# [Requirement]
Report all lines from the entries below in which "dual" appears.

Extracted data entries:
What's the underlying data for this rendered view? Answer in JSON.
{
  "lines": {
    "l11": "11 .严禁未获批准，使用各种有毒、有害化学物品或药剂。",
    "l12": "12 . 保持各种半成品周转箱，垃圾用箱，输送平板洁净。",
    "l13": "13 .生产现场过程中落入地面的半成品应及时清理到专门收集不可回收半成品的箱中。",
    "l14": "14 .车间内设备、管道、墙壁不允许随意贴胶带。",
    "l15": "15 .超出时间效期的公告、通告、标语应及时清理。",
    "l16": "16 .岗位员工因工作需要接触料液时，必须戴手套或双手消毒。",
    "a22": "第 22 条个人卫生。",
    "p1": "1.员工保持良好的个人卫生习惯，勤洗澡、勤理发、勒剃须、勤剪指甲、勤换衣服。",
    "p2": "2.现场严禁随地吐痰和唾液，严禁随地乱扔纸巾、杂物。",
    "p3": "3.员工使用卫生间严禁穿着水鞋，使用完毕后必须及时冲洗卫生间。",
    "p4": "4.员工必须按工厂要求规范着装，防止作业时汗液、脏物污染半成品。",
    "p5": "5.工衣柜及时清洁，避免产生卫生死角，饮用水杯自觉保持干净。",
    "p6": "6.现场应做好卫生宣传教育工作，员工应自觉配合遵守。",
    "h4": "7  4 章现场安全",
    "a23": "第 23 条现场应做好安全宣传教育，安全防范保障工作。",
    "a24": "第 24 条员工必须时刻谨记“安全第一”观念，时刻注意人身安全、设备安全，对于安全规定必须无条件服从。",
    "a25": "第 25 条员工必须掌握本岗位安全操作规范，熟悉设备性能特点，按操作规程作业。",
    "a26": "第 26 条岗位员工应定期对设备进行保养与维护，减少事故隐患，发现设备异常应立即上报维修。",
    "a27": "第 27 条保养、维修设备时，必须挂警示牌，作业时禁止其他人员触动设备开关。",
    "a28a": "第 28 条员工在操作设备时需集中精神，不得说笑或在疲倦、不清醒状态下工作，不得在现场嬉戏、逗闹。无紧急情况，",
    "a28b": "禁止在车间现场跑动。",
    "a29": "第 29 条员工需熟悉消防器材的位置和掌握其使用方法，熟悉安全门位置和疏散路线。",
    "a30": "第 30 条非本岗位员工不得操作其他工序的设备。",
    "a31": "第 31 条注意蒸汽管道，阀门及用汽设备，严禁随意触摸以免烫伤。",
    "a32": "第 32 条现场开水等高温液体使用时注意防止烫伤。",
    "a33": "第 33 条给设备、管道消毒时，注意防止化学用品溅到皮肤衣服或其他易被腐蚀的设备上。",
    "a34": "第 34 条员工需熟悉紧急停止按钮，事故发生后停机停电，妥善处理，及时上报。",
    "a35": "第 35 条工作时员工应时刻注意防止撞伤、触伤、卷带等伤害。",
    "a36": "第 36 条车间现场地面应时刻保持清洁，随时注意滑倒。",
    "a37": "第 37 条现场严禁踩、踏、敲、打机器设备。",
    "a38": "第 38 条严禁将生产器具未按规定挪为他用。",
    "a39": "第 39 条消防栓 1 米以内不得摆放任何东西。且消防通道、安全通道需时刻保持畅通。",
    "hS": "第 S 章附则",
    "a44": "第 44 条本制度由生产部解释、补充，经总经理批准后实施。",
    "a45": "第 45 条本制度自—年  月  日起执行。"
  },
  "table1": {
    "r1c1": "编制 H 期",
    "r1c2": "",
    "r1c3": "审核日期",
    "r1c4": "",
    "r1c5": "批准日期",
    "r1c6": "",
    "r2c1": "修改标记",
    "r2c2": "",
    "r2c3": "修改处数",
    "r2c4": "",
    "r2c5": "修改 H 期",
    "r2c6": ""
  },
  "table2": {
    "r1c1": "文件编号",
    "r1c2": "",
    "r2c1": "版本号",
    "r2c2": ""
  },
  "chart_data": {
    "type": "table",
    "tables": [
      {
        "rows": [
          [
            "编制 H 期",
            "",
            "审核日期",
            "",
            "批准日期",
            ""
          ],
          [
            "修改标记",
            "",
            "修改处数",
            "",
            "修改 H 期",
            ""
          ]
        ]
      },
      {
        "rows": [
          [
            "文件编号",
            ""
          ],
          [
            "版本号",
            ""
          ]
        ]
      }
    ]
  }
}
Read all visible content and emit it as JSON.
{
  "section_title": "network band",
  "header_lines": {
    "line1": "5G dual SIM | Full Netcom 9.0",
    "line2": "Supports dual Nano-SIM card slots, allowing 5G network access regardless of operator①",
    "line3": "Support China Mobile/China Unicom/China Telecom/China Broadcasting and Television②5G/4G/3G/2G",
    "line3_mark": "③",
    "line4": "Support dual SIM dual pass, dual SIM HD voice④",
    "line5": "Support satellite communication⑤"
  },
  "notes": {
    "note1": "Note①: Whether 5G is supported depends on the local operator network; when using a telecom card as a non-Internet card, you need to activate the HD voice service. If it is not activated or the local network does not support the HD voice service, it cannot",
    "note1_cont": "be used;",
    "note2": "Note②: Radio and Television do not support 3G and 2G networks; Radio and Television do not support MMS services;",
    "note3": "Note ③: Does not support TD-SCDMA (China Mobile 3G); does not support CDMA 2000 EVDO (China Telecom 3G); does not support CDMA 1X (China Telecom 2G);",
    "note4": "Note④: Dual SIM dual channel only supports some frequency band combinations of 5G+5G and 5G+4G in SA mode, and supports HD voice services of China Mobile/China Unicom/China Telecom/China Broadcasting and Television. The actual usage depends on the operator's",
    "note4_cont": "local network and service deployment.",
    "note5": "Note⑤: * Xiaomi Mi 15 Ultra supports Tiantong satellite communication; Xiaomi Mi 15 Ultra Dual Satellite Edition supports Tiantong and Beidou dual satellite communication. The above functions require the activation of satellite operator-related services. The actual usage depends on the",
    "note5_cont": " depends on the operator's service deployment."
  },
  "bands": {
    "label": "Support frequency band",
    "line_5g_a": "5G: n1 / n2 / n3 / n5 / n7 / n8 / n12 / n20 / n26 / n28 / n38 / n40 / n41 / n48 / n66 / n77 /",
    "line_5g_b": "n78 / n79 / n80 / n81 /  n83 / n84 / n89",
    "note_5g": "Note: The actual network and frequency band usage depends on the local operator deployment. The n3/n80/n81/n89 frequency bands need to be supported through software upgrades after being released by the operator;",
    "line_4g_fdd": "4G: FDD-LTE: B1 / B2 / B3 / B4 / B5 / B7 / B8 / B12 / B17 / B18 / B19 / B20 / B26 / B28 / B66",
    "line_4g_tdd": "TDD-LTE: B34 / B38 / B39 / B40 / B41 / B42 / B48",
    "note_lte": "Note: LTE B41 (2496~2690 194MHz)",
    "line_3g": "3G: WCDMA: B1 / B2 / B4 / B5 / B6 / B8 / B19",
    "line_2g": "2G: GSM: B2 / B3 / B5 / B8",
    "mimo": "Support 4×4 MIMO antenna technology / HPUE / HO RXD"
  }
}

# [Worked answer]
    "line1": "5G dual SIM | Full Netcom 9.0",
    "line2": "Supports dual Nano-SIM card slots, allowing 5G network access regardless of operator①",
    "line4": "Support dual SIM dual pass, dual SIM HD voice④",
    "note4": "Note④: Dual SIM dual channel only supports some frequency band combinations of 5G+5G and 5G+4G in SA mode, and supports HD voice services of China Mobile/China Unicom/China Telecom/China Broadcasting and Television. The actual usage depends on the operator's",
    "note5": "Note⑤: * Xiaomi Mi 15 Ultra supports Tiantong satellite communication; Xiaomi Mi 15 Ultra Dual Satellite Edition supports Tiantong and Beidou dual satellite communication. The above functions require the activation of satellite operator-related services. The actual usage depends on the",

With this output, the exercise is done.